## GOAL:
Extract every line that contains the word "compound".

## ITEMS:
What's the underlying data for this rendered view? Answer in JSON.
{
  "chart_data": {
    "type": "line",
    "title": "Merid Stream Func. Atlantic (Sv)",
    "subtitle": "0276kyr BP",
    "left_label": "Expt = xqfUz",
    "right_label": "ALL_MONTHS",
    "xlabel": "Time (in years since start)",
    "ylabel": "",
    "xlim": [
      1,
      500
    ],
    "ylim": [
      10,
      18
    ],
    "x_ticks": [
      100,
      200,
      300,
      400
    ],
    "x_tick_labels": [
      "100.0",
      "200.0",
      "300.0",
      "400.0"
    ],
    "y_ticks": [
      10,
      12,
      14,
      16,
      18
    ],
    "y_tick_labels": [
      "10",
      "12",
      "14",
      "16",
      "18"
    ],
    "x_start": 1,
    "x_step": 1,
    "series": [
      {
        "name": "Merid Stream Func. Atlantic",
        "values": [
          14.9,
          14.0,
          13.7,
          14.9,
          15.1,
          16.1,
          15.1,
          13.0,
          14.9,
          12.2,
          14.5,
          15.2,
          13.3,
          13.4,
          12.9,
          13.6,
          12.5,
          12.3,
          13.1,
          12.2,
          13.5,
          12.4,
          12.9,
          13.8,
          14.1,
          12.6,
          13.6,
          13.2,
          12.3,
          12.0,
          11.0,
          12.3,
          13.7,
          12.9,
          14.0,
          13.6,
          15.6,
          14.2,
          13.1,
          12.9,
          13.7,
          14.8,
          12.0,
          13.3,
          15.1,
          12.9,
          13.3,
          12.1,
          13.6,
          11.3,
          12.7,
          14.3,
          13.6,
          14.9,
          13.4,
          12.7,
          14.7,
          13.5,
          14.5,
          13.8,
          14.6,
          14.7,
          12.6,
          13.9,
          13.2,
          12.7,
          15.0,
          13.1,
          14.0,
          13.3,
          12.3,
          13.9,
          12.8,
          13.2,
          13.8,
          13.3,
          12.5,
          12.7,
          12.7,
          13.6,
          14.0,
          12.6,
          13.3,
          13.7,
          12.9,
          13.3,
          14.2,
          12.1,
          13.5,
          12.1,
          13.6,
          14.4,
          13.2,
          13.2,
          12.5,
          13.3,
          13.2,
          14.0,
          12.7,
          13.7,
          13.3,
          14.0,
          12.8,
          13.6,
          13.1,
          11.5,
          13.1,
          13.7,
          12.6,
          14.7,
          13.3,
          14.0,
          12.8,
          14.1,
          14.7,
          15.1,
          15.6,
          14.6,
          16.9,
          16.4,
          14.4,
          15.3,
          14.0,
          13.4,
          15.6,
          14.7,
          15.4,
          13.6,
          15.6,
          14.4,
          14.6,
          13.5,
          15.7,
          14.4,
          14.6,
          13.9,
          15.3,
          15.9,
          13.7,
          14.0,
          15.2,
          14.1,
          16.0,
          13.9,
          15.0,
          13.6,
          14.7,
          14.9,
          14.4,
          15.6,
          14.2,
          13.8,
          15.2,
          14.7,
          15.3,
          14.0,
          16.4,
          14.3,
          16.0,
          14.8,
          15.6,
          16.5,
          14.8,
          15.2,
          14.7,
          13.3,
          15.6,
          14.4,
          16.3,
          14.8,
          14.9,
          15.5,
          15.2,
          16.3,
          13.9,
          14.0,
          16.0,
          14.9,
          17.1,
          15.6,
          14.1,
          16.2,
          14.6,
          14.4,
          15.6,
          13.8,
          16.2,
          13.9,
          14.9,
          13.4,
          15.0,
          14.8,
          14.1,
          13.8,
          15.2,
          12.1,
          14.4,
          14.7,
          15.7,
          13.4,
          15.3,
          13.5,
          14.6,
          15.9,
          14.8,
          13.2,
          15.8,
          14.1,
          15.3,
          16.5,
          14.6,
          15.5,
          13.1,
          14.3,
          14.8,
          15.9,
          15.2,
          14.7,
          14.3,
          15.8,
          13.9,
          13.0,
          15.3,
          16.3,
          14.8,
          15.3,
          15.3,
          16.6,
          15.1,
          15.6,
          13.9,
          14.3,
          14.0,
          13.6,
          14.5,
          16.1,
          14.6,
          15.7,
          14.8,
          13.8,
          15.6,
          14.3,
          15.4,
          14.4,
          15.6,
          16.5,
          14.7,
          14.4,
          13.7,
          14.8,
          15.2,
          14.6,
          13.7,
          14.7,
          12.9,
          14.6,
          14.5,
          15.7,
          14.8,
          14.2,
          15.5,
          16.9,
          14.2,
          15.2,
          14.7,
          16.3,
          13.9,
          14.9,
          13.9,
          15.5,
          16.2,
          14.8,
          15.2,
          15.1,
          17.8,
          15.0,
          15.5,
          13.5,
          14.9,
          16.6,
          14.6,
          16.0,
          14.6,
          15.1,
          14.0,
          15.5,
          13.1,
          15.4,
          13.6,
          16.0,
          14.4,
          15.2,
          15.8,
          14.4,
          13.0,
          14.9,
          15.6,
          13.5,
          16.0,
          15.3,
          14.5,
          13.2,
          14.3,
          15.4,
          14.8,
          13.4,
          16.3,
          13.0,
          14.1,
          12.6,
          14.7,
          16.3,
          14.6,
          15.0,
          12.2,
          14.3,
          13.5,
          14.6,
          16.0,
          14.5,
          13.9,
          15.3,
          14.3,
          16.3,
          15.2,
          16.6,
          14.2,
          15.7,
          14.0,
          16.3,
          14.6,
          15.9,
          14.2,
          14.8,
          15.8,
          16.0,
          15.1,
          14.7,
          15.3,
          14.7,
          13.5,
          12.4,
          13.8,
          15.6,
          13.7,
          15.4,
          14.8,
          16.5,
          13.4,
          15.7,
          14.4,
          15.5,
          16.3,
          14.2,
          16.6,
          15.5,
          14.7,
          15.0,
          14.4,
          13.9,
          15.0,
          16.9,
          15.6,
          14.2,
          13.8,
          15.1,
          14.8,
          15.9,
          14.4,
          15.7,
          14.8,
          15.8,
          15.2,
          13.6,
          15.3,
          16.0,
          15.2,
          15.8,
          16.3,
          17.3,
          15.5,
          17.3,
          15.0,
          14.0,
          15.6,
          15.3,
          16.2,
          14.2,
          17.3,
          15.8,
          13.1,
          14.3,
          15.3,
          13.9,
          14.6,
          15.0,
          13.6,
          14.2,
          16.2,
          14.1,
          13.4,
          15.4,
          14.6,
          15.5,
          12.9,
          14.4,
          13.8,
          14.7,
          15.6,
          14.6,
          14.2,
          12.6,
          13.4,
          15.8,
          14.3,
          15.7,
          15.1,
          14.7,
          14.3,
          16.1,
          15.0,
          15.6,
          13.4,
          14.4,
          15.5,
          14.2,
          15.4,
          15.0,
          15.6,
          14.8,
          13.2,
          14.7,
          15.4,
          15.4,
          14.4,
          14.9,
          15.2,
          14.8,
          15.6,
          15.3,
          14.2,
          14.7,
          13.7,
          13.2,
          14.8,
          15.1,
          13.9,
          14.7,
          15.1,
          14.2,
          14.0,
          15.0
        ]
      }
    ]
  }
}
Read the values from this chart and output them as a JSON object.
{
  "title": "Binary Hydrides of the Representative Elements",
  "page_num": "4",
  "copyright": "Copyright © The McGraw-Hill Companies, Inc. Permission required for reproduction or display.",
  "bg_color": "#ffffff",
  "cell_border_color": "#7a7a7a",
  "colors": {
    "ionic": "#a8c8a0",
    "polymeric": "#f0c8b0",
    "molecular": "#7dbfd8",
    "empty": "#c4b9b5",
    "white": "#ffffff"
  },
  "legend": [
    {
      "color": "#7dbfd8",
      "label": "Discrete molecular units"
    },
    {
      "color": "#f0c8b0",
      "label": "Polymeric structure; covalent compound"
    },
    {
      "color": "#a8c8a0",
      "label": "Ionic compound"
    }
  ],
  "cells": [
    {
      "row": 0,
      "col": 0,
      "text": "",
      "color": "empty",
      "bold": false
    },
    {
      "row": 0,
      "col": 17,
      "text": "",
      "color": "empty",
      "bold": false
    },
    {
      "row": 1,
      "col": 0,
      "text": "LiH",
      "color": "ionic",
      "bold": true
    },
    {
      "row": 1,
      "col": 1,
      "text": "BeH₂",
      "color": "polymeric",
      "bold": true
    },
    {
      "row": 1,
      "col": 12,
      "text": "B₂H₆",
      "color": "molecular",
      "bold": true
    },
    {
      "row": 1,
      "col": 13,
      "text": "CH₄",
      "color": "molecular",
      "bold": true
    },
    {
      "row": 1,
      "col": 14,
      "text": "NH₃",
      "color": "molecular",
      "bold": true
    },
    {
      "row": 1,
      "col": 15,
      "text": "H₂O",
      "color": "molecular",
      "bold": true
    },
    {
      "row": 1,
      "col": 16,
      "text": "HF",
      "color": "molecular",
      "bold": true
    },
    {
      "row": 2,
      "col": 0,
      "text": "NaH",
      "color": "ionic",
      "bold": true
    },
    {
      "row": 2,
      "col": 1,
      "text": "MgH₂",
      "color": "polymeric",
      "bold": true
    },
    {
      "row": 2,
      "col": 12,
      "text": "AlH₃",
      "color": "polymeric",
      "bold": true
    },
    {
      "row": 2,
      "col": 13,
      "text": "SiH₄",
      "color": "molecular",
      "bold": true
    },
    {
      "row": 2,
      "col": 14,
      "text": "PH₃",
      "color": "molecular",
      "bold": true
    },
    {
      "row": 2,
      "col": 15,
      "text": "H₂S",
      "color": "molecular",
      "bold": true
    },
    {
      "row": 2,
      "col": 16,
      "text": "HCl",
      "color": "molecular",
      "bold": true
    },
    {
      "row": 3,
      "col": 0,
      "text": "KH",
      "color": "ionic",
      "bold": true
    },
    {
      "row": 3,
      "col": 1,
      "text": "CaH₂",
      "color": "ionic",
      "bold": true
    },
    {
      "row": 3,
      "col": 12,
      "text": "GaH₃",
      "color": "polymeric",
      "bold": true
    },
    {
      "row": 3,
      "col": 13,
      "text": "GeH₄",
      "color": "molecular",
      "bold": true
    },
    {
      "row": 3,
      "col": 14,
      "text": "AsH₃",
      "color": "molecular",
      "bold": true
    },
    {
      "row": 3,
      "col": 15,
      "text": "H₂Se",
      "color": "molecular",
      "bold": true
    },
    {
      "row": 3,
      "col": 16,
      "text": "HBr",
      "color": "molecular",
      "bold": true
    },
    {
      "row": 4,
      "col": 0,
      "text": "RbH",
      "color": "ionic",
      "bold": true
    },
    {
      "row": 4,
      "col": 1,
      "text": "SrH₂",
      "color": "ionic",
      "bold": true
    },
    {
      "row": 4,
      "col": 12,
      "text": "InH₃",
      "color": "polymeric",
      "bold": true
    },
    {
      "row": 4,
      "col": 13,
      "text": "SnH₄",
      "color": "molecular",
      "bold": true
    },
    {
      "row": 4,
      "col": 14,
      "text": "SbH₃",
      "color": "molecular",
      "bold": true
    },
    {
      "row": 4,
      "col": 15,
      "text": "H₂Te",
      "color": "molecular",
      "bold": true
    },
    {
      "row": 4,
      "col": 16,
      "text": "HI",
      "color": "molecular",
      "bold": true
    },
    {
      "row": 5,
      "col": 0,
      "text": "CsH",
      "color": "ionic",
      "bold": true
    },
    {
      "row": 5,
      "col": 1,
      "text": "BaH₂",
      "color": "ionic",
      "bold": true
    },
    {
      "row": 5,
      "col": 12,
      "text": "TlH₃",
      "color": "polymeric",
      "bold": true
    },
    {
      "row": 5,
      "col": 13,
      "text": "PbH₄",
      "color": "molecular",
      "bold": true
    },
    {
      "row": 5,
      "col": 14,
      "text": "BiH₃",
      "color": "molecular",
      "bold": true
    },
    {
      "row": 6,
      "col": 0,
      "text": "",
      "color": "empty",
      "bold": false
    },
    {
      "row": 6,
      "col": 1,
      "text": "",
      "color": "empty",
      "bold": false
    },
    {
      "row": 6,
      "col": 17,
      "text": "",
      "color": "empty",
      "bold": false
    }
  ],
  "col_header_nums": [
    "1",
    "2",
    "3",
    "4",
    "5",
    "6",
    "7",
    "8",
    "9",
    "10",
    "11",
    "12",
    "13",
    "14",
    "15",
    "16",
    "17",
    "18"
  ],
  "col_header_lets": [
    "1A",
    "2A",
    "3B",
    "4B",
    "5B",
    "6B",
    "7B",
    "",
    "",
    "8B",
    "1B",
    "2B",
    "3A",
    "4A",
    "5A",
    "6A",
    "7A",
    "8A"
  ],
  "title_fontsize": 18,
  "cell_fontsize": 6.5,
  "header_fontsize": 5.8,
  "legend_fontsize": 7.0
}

## WORKED ANSWER:
      "label": "Polymeric structure; covalent compound"
      "label": "Ionic compound"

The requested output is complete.